• [PROBLEM DESCRIPTION]
Repeat every record exactly, but keep images out of the copy.

____ WORKING DATA

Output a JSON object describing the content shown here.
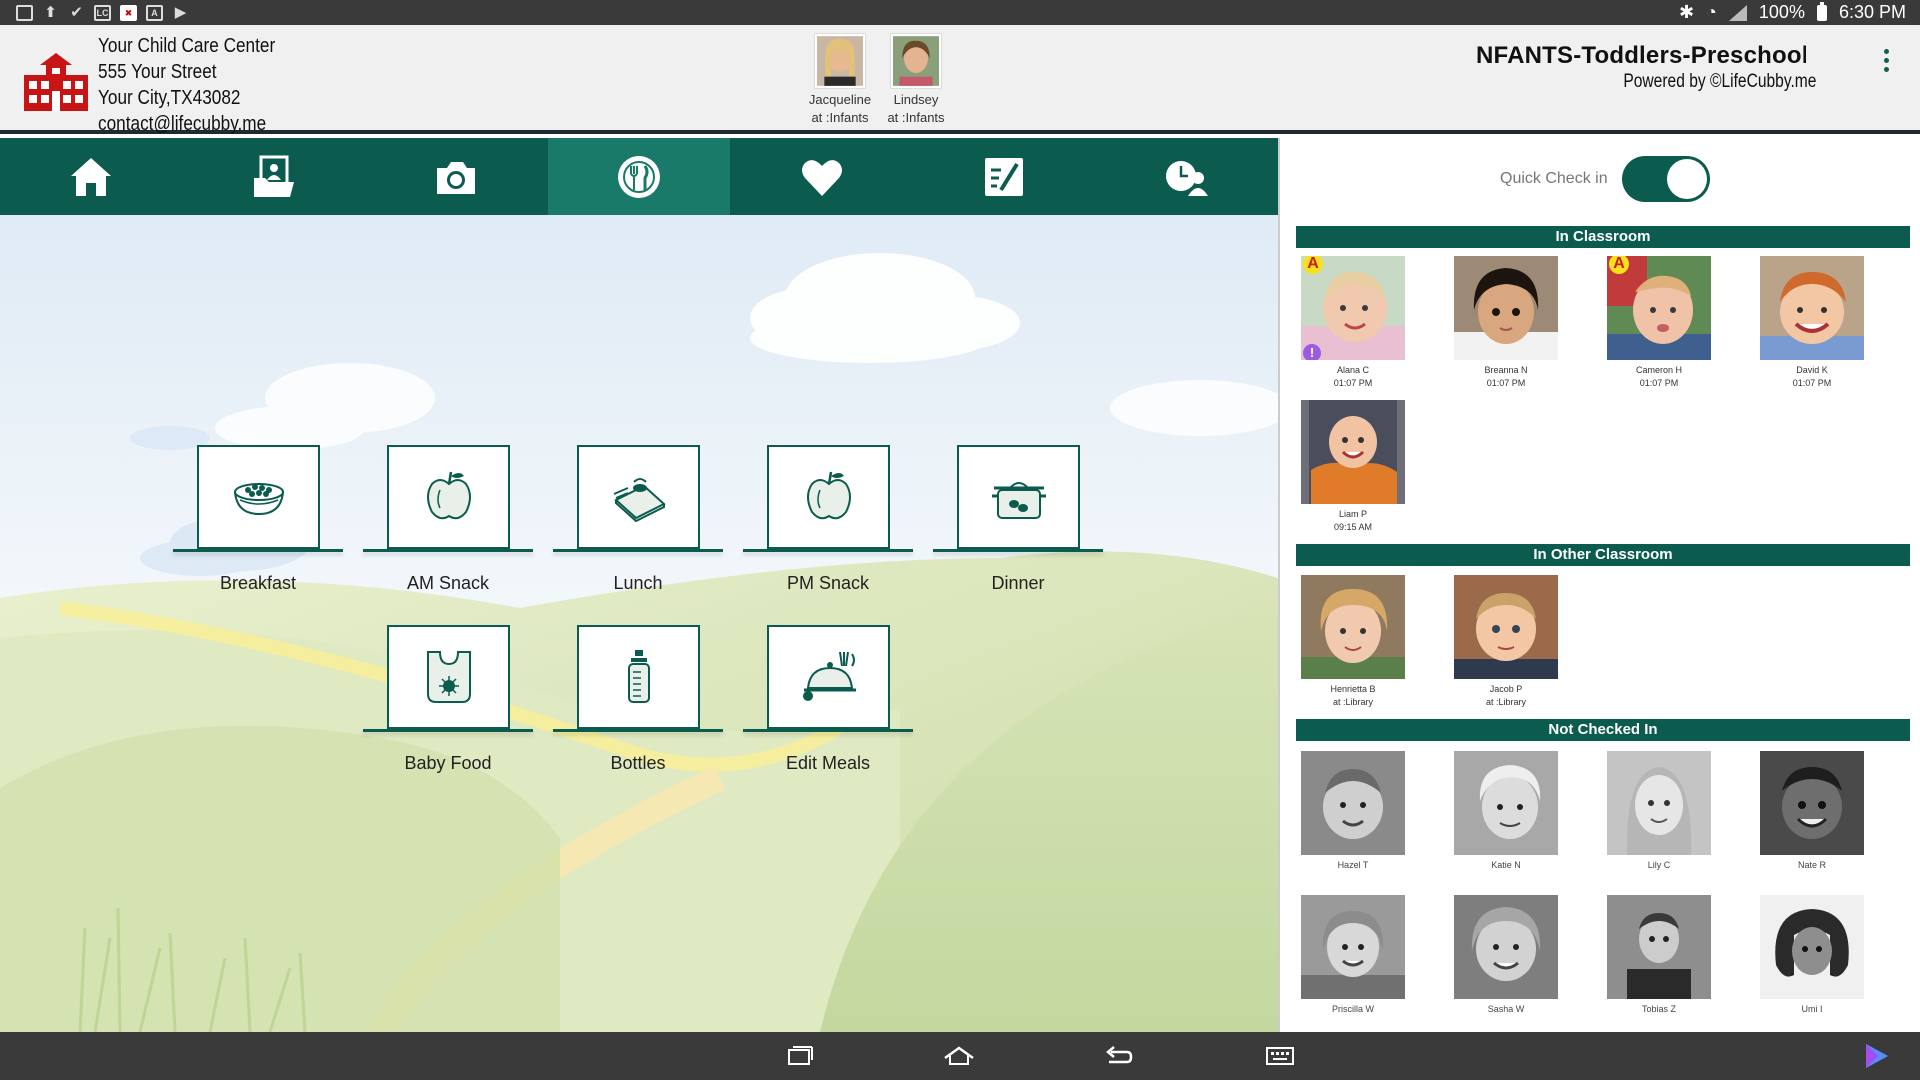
{
  "status_bar": {
    "battery": "100%",
    "time": "6:30 PM",
    "left_icons": [
      "image-icon",
      "upload-icon",
      "check-icon",
      "lc-icon",
      "red-x-icon",
      "a-icon",
      "play-store-icon"
    ]
  },
  "header": {
    "center_lines": [
      "Your Child Care Center",
      "555 Your Street",
      "Your City,TX43082",
      "contact@lifecubby.me"
    ],
    "staff": [
      {
        "name": "Jacqueline",
        "location": "at :Infants"
      },
      {
        "name": "Lindsey",
        "location": "at :Infants"
      }
    ],
    "classroom_title": "NFANTS-Toddlers-Preschool-",
    "powered_by": "Powered by ©LifeCubby.me"
  },
  "nav_tabs": [
    {
      "icon": "home-icon"
    },
    {
      "icon": "folder-user-icon"
    },
    {
      "icon": "camera-icon"
    },
    {
      "icon": "meal-icon",
      "active": true
    },
    {
      "icon": "heart-icon"
    },
    {
      "icon": "notes-icon"
    },
    {
      "icon": "clock-user-icon"
    }
  ],
  "meals": [
    {
      "label": "Breakfast",
      "icon": "cereal-bowl-icon"
    },
    {
      "label": "AM Snack",
      "icon": "apple-icon"
    },
    {
      "label": "Lunch",
      "icon": "lunch-tray-icon"
    },
    {
      "label": "PM Snack",
      "icon": "apple-icon"
    },
    {
      "label": "Dinner",
      "icon": "pot-icon"
    },
    {
      "label": "Baby Food",
      "icon": "bib-icon"
    },
    {
      "label": "Bottles",
      "icon": "bottle-icon"
    },
    {
      "label": "Edit Meals",
      "icon": "cloche-icon"
    }
  ],
  "right_panel": {
    "quick_check_label": "Quick Check in",
    "quick_check_on": true,
    "sections": {
      "in_classroom": "In  Classroom",
      "in_other": "In Other Classroom",
      "not_checked": "Not Checked In"
    },
    "in_classroom": [
      {
        "name": "Alana C",
        "time": "01:07 PM",
        "badges": [
          "A",
          "!"
        ]
      },
      {
        "name": "Breanna N",
        "time": "01:07 PM",
        "badges": []
      },
      {
        "name": "Cameron H",
        "time": "01:07 PM",
        "badges": [
          "A"
        ]
      },
      {
        "name": "David K",
        "time": "01:07 PM",
        "badges": []
      },
      {
        "name": "Liam P",
        "time": "09:15 AM",
        "badges": []
      }
    ],
    "in_other": [
      {
        "name": "Henrietta B",
        "time": "at :Library"
      },
      {
        "name": "Jacob P",
        "time": "at :Library"
      }
    ],
    "not_checked": [
      {
        "name": "Hazel T"
      },
      {
        "name": "Katie N"
      },
      {
        "name": "Lily C"
      },
      {
        "name": "Nate R"
      },
      {
        "name": "Priscilla W"
      },
      {
        "name": "Sasha W"
      },
      {
        "name": "Tobias Z"
      },
      {
        "name": "Umi I"
      }
    ]
  },
  "android_nav": [
    "recent-apps-icon",
    "home-nav-icon",
    "back-icon",
    "keyboard-icon",
    "play-icon"
  ],
  "colors": {
    "brand_green": "#0b5c4e",
    "active_tab": "#1a7a69",
    "badge_yellow": "#f7e11b",
    "badge_purple": "#9a5be0"
  }
}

________

• [TASK RESPONSE]
Output a JSON object describing the content shown here.
{
  "status_bar": {
    "battery": "100%",
    "time": "6:30 PM",
    "left_icons": [
      "image-icon",
      "upload-icon",
      "check-icon",
      "lc-icon",
      "red-x-icon",
      "a-icon",
      "play-store-icon"
    ]
  },
  "header": {
    "center_lines": [
      "Your Child Care Center",
      "555 Your Street",
      "Your City,TX43082",
      "contact@lifecubby.me"
    ],
    "staff": [
      {
        "name": "Jacqueline",
        "location": "at :Infants"
      },
      {
        "name": "Lindsey",
        "location": "at :Infants"
      }
    ],
    "classroom_title": "NFANTS-Toddlers-Preschool-",
    "powered_by": "Powered by ©LifeCubby.me"
  },
  "nav_tabs": [
    {
      "icon": "home-icon"
    },
    {
      "icon": "folder-user-icon"
    },
    {
      "icon": "camera-icon"
    },
    {
      "icon": "meal-icon",
      "active": true
    },
    {
      "icon": "heart-icon"
    },
    {
      "icon": "notes-icon"
    },
    {
      "icon": "clock-user-icon"
    }
  ],
  "meals": [
    {
      "label": "Breakfast",
      "icon": "cereal-bowl-icon"
    },
    {
      "label": "AM Snack",
      "icon": "apple-icon"
    },
    {
      "label": "Lunch",
      "icon": "lunch-tray-icon"
    },
    {
      "label": "PM Snack",
      "icon": "apple-icon"
    },
    {
      "label": "Dinner",
      "icon": "pot-icon"
    },
    {
      "label": "Baby Food",
      "icon": "bib-icon"
    },
    {
      "label": "Bottles",
      "icon": "bottle-icon"
    },
    {
      "label": "Edit Meals",
      "icon": "cloche-icon"
    }
  ],
  "right_panel": {
    "quick_check_label": "Quick Check in",
    "quick_check_on": true,
    "sections": {
      "in_classroom": "In  Classroom",
      "in_other": "In Other Classroom",
      "not_checked": "Not Checked In"
    },
    "in_classroom": [
      {
        "name": "Alana C",
        "time": "01:07 PM",
        "badges": [
          "A",
          "!"
        ]
      },
      {
        "name": "Breanna N",
        "time": "01:07 PM",
        "badges": []
      },
      {
        "name": "Cameron H",
        "time": "01:07 PM",
        "badges": [
          "A"
        ]
      },
      {
        "name": "David K",
        "time": "01:07 PM",
        "badges": []
      },
      {
        "name": "Liam P",
        "time": "09:15 AM",
        "badges": []
      }
    ],
    "in_other": [
      {
        "name": "Henrietta B",
        "time": "at :Library"
      },
      {
        "name": "Jacob P",
        "time": "at :Library"
      }
    ],
    "not_checked": [
      {
        "name": "Hazel T"
      },
      {
        "name": "Katie N"
      },
      {
        "name": "Lily C"
      },
      {
        "name": "Nate R"
      },
      {
        "name": "Priscilla W"
      },
      {
        "name": "Sasha W"
      },
      {
        "name": "Tobias Z"
      },
      {
        "name": "Umi I"
      }
    ]
  },
  "android_nav": [
    "recent-apps-icon",
    "home-nav-icon",
    "back-icon",
    "keyboard-icon",
    "play-icon"
  ],
  "colors": {
    "brand_green": "#0b5c4e",
    "active_tab": "#1a7a69",
    "badge_yellow": "#f7e11b",
    "badge_purple": "#9a5be0"
  }
}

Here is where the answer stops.